Problem statement ▸
Write out the listing exactly as it is given.

Saved entries ▸
________

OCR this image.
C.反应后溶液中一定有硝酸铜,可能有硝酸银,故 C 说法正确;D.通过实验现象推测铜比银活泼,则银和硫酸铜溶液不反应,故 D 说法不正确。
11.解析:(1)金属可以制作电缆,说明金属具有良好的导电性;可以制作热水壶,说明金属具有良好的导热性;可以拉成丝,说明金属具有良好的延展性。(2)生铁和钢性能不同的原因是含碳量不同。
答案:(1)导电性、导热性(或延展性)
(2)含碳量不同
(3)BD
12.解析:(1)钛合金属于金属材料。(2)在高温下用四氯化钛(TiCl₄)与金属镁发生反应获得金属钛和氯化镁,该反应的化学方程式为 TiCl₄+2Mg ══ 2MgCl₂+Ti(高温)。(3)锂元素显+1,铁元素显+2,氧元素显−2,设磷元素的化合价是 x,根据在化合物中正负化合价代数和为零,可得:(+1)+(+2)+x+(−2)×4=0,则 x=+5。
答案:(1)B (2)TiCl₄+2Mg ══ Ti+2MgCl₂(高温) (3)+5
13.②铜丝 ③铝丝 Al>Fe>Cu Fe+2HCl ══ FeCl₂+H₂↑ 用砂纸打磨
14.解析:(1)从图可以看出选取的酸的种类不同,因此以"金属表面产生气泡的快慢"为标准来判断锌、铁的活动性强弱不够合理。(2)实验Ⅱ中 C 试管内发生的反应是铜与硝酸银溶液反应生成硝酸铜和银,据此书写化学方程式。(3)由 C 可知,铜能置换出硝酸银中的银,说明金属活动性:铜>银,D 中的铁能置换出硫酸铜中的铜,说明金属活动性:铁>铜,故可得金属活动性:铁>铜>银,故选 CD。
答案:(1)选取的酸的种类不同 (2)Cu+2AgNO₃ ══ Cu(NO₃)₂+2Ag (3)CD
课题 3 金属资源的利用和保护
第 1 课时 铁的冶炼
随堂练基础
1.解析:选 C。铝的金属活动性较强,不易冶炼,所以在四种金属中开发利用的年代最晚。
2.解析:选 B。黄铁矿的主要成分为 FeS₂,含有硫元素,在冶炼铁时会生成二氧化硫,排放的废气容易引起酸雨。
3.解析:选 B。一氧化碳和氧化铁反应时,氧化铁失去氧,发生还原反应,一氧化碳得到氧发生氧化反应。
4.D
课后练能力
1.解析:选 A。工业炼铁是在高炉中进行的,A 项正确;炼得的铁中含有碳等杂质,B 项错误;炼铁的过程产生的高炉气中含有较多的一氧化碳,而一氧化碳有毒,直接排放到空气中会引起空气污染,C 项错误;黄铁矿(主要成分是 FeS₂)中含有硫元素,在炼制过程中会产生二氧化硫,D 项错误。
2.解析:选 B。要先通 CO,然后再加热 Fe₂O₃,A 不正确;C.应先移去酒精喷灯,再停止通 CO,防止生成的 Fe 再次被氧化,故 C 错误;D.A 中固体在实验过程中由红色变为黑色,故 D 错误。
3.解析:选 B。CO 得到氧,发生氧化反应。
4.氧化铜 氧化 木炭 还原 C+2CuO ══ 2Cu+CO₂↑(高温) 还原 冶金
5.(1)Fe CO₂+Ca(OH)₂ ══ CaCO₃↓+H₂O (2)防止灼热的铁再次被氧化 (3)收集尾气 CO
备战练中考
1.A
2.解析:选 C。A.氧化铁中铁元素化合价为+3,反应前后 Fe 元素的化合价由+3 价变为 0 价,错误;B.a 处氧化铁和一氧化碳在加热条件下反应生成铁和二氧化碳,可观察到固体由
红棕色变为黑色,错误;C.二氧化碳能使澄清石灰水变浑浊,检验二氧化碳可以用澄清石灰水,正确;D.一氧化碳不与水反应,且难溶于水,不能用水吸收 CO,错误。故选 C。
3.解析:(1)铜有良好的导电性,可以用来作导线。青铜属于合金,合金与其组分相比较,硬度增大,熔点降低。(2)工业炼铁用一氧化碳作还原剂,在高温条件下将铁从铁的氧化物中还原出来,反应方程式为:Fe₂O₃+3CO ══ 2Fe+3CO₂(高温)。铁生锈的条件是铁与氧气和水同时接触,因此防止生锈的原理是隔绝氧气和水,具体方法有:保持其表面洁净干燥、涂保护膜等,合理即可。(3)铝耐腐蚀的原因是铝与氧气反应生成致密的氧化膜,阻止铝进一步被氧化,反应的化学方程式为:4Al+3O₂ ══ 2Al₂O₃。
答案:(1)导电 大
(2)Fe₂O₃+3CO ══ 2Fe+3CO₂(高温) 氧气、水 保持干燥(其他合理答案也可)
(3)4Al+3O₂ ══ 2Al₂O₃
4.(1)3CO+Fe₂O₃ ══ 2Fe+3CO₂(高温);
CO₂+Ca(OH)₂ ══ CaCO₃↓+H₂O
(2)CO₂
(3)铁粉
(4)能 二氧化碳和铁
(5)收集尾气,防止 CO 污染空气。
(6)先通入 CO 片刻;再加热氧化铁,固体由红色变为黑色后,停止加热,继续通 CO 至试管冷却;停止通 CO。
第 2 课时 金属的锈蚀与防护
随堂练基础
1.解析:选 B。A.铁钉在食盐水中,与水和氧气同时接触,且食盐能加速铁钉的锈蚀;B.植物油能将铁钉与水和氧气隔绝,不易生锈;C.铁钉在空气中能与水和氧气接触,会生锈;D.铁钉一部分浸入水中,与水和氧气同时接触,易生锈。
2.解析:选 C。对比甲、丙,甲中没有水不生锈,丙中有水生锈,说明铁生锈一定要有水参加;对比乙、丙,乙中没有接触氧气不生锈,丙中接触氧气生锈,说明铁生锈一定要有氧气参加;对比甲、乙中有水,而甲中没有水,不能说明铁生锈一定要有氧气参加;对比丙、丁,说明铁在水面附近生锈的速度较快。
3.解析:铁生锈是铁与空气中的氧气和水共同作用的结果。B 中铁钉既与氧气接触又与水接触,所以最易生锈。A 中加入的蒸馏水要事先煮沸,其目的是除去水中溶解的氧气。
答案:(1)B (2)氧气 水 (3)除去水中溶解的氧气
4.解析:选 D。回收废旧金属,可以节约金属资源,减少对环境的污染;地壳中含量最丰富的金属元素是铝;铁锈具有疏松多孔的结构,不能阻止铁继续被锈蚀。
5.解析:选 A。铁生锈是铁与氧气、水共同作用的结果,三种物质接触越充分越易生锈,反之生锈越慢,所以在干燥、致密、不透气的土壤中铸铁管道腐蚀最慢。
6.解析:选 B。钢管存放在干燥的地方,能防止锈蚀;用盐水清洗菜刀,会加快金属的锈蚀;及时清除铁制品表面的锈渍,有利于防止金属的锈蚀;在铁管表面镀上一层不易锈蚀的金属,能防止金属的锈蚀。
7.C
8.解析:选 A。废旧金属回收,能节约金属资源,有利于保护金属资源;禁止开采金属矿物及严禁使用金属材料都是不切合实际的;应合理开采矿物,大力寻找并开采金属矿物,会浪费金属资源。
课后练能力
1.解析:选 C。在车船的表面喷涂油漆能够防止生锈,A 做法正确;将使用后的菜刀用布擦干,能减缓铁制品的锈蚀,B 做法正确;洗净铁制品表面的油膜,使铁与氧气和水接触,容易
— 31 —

________

Written response ▸
OCR this image.
C.反应后溶液中一定有硝酸铜,可能有硝酸银,故 C 说法正确;D.通过实验现象推测铜比银活泼,则银和硫酸铜溶液不反应,故 D 说法不正确。
11.解析:(1)金属可以制作电缆,说明金属具有良好的导电性;可以制作热水壶,说明金属具有良好的导热性;可以拉成丝,说明金属具有良好的延展性。(2)生铁和钢性能不同的原因是含碳量不同。
答案:(1)导电性、导热性(或延展性)
(2)含碳量不同
(3)BD
12.解析:(1)钛合金属于金属材料。(2)在高温下用四氯化钛(TiCl₄)与金属镁发生反应获得金属钛和氯化镁,该反应的化学方程式为 TiCl₄+2Mg ══ 2MgCl₂+Ti(高温)。(3)锂元素显+1,铁元素显+2,氧元素显−2,设磷元素的化合价是 x,根据在化合物中正负化合价代数和为零,可得:(+1)+(+2)+x+(−2)×4=0,则 x=+5。
答案:(1)B (2)TiCl₄+2Mg ══ Ti+2MgCl₂(高温) (3)+5
13.②铜丝 ③铝丝 Al>Fe>Cu Fe+2HCl ══ FeCl₂+H₂↑ 用砂纸打磨
14.解析:(1)从图可以看出选取的酸的种类不同,因此以"金属表面产生气泡的快慢"为标准来判断锌、铁的活动性强弱不够合理。(2)实验Ⅱ中 C 试管内发生的反应是铜与硝酸银溶液反应生成硝酸铜和银,据此书写化学方程式。(3)由 C 可知,铜能置换出硝酸银中的银,说明金属活动性:铜>银,D 中的铁能置换出硫酸铜中的铜,说明金属活动性:铁>铜,故可得金属活动性:铁>铜>银,故选 CD。
答案:(1)选取的酸的种类不同 (2)Cu+2AgNO₃ ══ Cu(NO₃)₂+2Ag (3)CD
课题 3 金属资源的利用和保护
第 1 课时 铁的冶炼
随堂练基础
1.解析:选 C。铝的金属活动性较强,不易冶炼,所以在四种金属中开发利用的年代最晚。
2.解析:选 B。黄铁矿的主要成分为 FeS₂,含有硫元素,在冶炼铁时会生成二氧化硫,排放的废气容易引起酸雨。
3.解析:选 B。一氧化碳和氧化铁反应时,氧化铁失去氧,发生还原反应,一氧化碳得到氧发生氧化反应。
4.D
课后练能力
1.解析:选 A。工业炼铁是在高炉中进行的,A 项正确;炼得的铁中含有碳等杂质,B 项错误;炼铁的过程产生的高炉气中含有较多的一氧化碳,而一氧化碳有毒,直接排放到空气中会引起空气污染,C 项错误;黄铁矿(主要成分是 FeS₂)中含有硫元素,在炼制过程中会产生二氧化硫,D 项错误。
2.解析:选 B。要先通 CO,然后再加热 Fe₂O₃,A 不正确;C.应先移去酒精喷灯,再停止通 CO,防止生成的 Fe 再次被氧化,故 C 错误;D.A 中固体在实验过程中由红色变为黑色,故 D 错误。
3.解析:选 B。CO 得到氧,发生氧化反应。
4.氧化铜 氧化 木炭 还原 C+2CuO ══ 2Cu+CO₂↑(高温) 还原 冶金
5.(1)Fe CO₂+Ca(OH)₂ ══ CaCO₃↓+H₂O (2)防止灼热的铁再次被氧化 (3)收集尾气 CO
备战练中考
1.A
2.解析:选 C。A.氧化铁中铁元素化合价为+3,反应前后 Fe 元素的化合价由+3 价变为 0 价,错误;B.a 处氧化铁和一氧化碳在加热条件下反应生成铁和二氧化碳,可观察到固体由
红棕色变为黑色,错误;C.二氧化碳能使澄清石灰水变浑浊,检验二氧化碳可以用澄清石灰水,正确;D.一氧化碳不与水反应,且难溶于水,不能用水吸收 CO,错误。故选 C。
3.解析:(1)铜有良好的导电性,可以用来作导线。青铜属于合金,合金与其组分相比较,硬度增大,熔点降低。(2)工业炼铁用一氧化碳作还原剂,在高温条件下将铁从铁的氧化物中还原出来,反应方程式为:Fe₂O₃+3CO ══ 2Fe+3CO₂(高温)。铁生锈的条件是铁与氧气和水同时接触,因此防止生锈的原理是隔绝氧气和水,具体方法有:保持其表面洁净干燥、涂保护膜等,合理即可。(3)铝耐腐蚀的原因是铝与氧气反应生成致密的氧化膜,阻止铝进一步被氧化,反应的化学方程式为:4Al+3O₂ ══ 2Al₂O₃。
答案:(1)导电 大
(2)Fe₂O₃+3CO ══ 2Fe+3CO₂(高温) 氧气、水 保持干燥(其他合理答案也可)
(3)4Al+3O₂ ══ 2Al₂O₃
4.(1)3CO+Fe₂O₃ ══ 2Fe+3CO₂(高温);
CO₂+Ca(OH)₂ ══ CaCO₃↓+H₂O
(2)CO₂
(3)铁粉
(4)能 二氧化碳和铁
(5)收集尾气,防止 CO 污染空气。
(6)先通入 CO 片刻;再加热氧化铁,固体由红色变为黑色后,停止加热,继续通 CO 至试管冷却;停止通 CO。
第 2 课时 金属的锈蚀与防护
随堂练基础
1.解析:选 B。A.铁钉在食盐水中,与水和氧气同时接触,且食盐能加速铁钉的锈蚀;B.植物油能将铁钉与水和氧气隔绝,不易生锈;C.铁钉在空气中能与水和氧气接触,会生锈;D.铁钉一部分浸入水中,与水和氧气同时接触,易生锈。
2.解析:选 C。对比甲、丙,甲中没有水不生锈,丙中有水生锈,说明铁生锈一定要有水参加;对比乙、丙,乙中没有接触氧气不生锈,丙中接触氧气生锈,说明铁生锈一定要有氧气参加;对比甲、乙中有水,而甲中没有水,不能说明铁生锈一定要有氧气参加;对比丙、丁,说明铁在水面附近生锈的速度较快。
3.解析:铁生锈是铁与空气中的氧气和水共同作用的结果。B 中铁钉既与氧气接触又与水接触,所以最易生锈。A 中加入的蒸馏水要事先煮沸,其目的是除去水中溶解的氧气。
答案:(1)B (2)氧气 水 (3)除去水中溶解的氧气
4.解析:选 D。回收废旧金属,可以节约金属资源,减少对环境的污染;地壳中含量最丰富的金属元素是铝;铁锈具有疏松多孔的结构,不能阻止铁继续被锈蚀。
5.解析:选 A。铁生锈是铁与氧气、水共同作用的结果,三种物质接触越充分越易生锈,反之生锈越慢,所以在干燥、致密、不透气的土壤中铸铁管道腐蚀最慢。
6.解析:选 B。钢管存放在干燥的地方,能防止锈蚀;用盐水清洗菜刀,会加快金属的锈蚀;及时清除铁制品表面的锈渍,有利于防止金属的锈蚀;在铁管表面镀上一层不易锈蚀的金属,能防止金属的锈蚀。
7.C
8.解析:选 A。废旧金属回收,能节约金属资源,有利于保护金属资源;禁止开采金属矿物及严禁使用金属材料都是不切合实际的;应合理开采矿物,大力寻找并开采金属矿物,会浪费金属资源。
课后练能力
1.解析:选 C。在车船的表面喷涂油漆能够防止生锈,A 做法正确;将使用后的菜刀用布擦干,能减缓铁制品的锈蚀,B 做法正确;洗净铁制品表面的油膜,使铁与氧气和水接触,容易
— 31 —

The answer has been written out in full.